━━━━━ Recorded information ━━━━━
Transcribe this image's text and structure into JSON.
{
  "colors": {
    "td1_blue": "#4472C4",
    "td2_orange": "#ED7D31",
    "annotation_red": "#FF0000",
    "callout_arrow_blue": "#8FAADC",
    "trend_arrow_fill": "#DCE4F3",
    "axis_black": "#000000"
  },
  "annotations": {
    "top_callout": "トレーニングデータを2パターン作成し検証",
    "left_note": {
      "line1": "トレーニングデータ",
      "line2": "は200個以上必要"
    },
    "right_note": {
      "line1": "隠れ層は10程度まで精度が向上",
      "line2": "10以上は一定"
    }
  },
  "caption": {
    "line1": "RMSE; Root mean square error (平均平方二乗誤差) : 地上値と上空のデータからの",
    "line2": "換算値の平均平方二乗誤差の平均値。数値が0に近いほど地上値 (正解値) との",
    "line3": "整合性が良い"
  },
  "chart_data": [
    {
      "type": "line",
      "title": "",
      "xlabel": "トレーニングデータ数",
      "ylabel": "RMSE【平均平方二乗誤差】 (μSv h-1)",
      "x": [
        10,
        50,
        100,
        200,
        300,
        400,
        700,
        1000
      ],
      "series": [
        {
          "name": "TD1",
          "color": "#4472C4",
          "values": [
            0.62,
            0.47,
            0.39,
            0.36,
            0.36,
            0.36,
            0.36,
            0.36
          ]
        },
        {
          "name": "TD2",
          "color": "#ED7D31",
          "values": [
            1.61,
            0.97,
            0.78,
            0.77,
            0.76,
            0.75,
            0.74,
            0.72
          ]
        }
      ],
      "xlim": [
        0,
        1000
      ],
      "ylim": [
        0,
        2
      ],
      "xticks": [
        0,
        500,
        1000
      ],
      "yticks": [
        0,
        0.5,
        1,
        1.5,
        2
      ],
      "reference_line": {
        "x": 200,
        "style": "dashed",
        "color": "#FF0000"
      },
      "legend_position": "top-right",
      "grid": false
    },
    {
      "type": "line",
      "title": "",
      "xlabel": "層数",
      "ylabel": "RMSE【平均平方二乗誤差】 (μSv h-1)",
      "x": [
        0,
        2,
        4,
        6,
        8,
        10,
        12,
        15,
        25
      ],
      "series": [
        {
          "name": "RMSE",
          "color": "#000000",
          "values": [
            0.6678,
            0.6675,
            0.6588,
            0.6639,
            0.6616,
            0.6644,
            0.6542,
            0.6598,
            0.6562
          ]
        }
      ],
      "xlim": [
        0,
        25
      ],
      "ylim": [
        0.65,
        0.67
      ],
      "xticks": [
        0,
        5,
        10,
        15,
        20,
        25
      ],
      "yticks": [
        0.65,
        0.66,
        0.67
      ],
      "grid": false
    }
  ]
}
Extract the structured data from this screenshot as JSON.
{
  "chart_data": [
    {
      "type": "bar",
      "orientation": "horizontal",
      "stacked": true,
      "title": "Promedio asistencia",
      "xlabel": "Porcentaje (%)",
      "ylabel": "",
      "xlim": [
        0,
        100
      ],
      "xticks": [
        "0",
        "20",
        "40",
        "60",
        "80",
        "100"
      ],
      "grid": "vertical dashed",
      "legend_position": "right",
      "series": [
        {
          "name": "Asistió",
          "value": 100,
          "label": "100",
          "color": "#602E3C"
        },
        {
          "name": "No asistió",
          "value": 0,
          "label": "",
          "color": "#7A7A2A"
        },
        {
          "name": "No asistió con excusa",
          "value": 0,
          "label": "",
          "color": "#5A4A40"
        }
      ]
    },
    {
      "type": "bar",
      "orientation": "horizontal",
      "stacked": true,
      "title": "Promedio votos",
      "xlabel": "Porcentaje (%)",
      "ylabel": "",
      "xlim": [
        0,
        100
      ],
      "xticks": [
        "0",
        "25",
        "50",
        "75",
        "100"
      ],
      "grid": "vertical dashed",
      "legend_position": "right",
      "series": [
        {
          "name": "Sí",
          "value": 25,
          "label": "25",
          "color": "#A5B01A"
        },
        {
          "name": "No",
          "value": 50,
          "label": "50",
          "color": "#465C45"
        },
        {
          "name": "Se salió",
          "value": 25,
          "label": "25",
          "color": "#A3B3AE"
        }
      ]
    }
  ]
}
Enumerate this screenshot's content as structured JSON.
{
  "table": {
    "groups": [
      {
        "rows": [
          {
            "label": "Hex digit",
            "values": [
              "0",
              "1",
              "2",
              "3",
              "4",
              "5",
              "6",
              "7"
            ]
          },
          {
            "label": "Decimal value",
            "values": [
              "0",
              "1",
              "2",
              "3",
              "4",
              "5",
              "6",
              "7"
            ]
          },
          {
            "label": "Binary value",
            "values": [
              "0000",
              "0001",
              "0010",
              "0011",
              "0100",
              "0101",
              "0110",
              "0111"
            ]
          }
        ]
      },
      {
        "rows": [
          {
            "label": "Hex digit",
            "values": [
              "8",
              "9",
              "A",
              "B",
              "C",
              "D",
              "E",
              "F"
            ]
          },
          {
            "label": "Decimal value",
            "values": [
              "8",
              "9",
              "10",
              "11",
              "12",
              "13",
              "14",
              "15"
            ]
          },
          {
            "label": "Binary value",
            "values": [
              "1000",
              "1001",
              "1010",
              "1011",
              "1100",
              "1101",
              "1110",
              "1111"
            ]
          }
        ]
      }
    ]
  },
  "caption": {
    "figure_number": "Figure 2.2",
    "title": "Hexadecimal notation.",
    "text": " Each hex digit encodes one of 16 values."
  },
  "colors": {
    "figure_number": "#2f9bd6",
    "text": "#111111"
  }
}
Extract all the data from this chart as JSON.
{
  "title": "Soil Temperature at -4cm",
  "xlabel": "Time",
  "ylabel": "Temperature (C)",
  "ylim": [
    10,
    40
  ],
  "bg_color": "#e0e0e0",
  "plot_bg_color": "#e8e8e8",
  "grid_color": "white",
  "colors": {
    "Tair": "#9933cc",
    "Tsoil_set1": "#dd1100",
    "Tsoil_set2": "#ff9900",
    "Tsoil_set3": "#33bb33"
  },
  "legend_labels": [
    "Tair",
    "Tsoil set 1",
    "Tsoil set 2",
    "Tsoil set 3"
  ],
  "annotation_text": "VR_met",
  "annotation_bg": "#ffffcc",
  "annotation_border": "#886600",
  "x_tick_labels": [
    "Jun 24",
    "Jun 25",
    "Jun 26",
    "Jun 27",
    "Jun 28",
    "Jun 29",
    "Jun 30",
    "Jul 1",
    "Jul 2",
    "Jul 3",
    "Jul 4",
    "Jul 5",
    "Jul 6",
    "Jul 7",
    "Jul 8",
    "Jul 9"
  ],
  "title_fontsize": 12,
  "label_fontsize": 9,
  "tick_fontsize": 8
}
━━━━━
- Given instruction
Word for word, extract all the records.

- Exercise solution
Transcribe this image's text and structure into JSON.
{
  "colors": {
    "td1_blue": "#4472C4",
    "td2_orange": "#ED7D31",
    "annotation_red": "#FF0000",
    "callout_arrow_blue": "#8FAADC",
    "trend_arrow_fill": "#DCE4F3",
    "axis_black": "#000000"
  },
  "annotations": {
    "top_callout": "トレーニングデータを2パターン作成し検証",
    "left_note": {
      "line1": "トレーニングデータ",
      "line2": "は200個以上必要"
    },
    "right_note": {
      "line1": "隠れ層は10程度まで精度が向上",
      "line2": "10以上は一定"
    }
  },
  "caption": {
    "line1": "RMSE; Root mean square error (平均平方二乗誤差) : 地上値と上空のデータからの",
    "line2": "換算値の平均平方二乗誤差の平均値。数値が0に近いほど地上値 (正解値) との",
    "line3": "整合性が良い"
  },
  "chart_data": [
    {
      "type": "line",
      "title": "",
      "xlabel": "トレーニングデータ数",
      "ylabel": "RMSE【平均平方二乗誤差】 (μSv h-1)",
      "x": [
        10,
        50,
        100,
        200,
        300,
        400,
        700,
        1000
      ],
      "series": [
        {
          "name": "TD1",
          "color": "#4472C4",
          "values": [
            0.62,
            0.47,
            0.39,
            0.36,
            0.36,
            0.36,
            0.36,
            0.36
          ]
        },
        {
          "name": "TD2",
          "color": "#ED7D31",
          "values": [
            1.61,
            0.97,
            0.78,
            0.77,
            0.76,
            0.75,
            0.74,
            0.72
          ]
        }
      ],
      "xlim": [
        0,
        1000
      ],
      "ylim": [
        0,
        2
      ],
      "xticks": [
        0,
        500,
        1000
      ],
      "yticks": [
        0,
        0.5,
        1,
        1.5,
        2
      ],
      "reference_line": {
        "x": 200,
        "style": "dashed",
        "color": "#FF0000"
      },
      "legend_position": "top-right",
      "grid": false
    },
    {
      "type": "line",
      "title": "",
      "xlabel": "層数",
      "ylabel": "RMSE【平均平方二乗誤差】 (μSv h-1)",
      "x": [
        0,
        2,
        4,
        6,
        8,
        10,
        12,
        15,
        25
      ],
      "series": [
        {
          "name": "RMSE",
          "color": "#000000",
          "values": [
            0.6678,
            0.6675,
            0.6588,
            0.6639,
            0.6616,
            0.6644,
            0.6542,
            0.6598,
            0.6562
          ]
        }
      ],
      "xlim": [
        0,
        25
      ],
      "ylim": [
        0.65,
        0.67
      ],
      "xticks": [
        0,
        5,
        10,
        15,
        20,
        25
      ],
      "yticks": [
        0.65,
        0.66,
        0.67
      ],
      "grid": false
    }
  ]
}
Extract the structured data from this screenshot as JSON.
{
  "chart_data": [
    {
      "type": "bar",
      "orientation": "horizontal",
      "stacked": true,
      "title": "Promedio asistencia",
      "xlabel": "Porcentaje (%)",
      "ylabel": "",
      "xlim": [
        0,
        100
      ],
      "xticks": [
        "0",
        "20",
        "40",
        "60",
        "80",
        "100"
      ],
      "grid": "vertical dashed",
      "legend_position": "right",
      "series": [
        {
          "name": "Asistió",
          "value": 100,
          "label": "100",
          "color": "#602E3C"
        },
        {
          "name": "No asistió",
          "value": 0,
          "label": "",
          "color": "#7A7A2A"
        },
        {
          "name": "No asistió con excusa",
          "value": 0,
          "label": "",
          "color": "#5A4A40"
        }
      ]
    },
    {
      "type": "bar",
      "orientation": "horizontal",
      "stacked": true,
      "title": "Promedio votos",
      "xlabel": "Porcentaje (%)",
      "ylabel": "",
      "xlim": [
        0,
        100
      ],
      "xticks": [
        "0",
        "25",
        "50",
        "75",
        "100"
      ],
      "grid": "vertical dashed",
      "legend_position": "right",
      "series": [
        {
          "name": "Sí",
          "value": 25,
          "label": "25",
          "color": "#A5B01A"
        },
        {
          "name": "No",
          "value": 50,
          "label": "50",
          "color": "#465C45"
        },
        {
          "name": "Se salió",
          "value": 25,
          "label": "25",
          "color": "#A3B3AE"
        }
      ]
    }
  ]
}
Enumerate this screenshot's content as structured JSON.
{
  "table": {
    "groups": [
      {
        "rows": [
          {
            "label": "Hex digit",
            "values": [
              "0",
              "1",
              "2",
              "3",
              "4",
              "5",
              "6",
              "7"
            ]
          },
          {
            "label": "Decimal value",
            "values": [
              "0",
              "1",
              "2",
              "3",
              "4",
              "5",
              "6",
              "7"
            ]
          },
          {
            "label": "Binary value",
            "values": [
              "0000",
              "0001",
              "0010",
              "0011",
              "0100",
              "0101",
              "0110",
              "0111"
            ]
          }
        ]
      },
      {
        "rows": [
          {
            "label": "Hex digit",
            "values": [
              "8",
              "9",
              "A",
              "B",
              "C",
              "D",
              "E",
              "F"
            ]
          },
          {
            "label": "Decimal value",
            "values": [
              "8",
              "9",
              "10",
              "11",
              "12",
              "13",
              "14",
              "15"
            ]
          },
          {
            "label": "Binary value",
            "values": [
              "1000",
              "1001",
              "1010",
              "1011",
              "1100",
              "1101",
              "1110",
              "1111"
            ]
          }
        ]
      }
    ]
  },
  "caption": {
    "figure_number": "Figure 2.2",
    "title": "Hexadecimal notation.",
    "text": " Each hex digit encodes one of 16 values."
  },
  "colors": {
    "figure_number": "#2f9bd6",
    "text": "#111111"
  }
}
Extract all the data from this chart as JSON.
{
  "title": "Soil Temperature at -4cm",
  "xlabel": "Time",
  "ylabel": "Temperature (C)",
  "ylim": [
    10,
    40
  ],
  "bg_color": "#e0e0e0",
  "plot_bg_color": "#e8e8e8",
  "grid_color": "white",
  "colors": {
    "Tair": "#9933cc",
    "Tsoil_set1": "#dd1100",
    "Tsoil_set2": "#ff9900",
    "Tsoil_set3": "#33bb33"
  },
  "legend_labels": [
    "Tair",
    "Tsoil set 1",
    "Tsoil set 2",
    "Tsoil set 3"
  ],
  "annotation_text": "VR_met",
  "annotation_bg": "#ffffcc",
  "annotation_border": "#886600",
  "x_tick_labels": [
    "Jun 24",
    "Jun 25",
    "Jun 26",
    "Jun 27",
    "Jun 28",
    "Jun 29",
    "Jun 30",
    "Jul 1",
    "Jul 2",
    "Jul 3",
    "Jul 4",
    "Jul 5",
    "Jul 6",
    "Jul 7",
    "Jul 8",
    "Jul 9"
  ],
  "title_fontsize": 12,
  "label_fontsize": 9,
  "tick_fontsize": 8
}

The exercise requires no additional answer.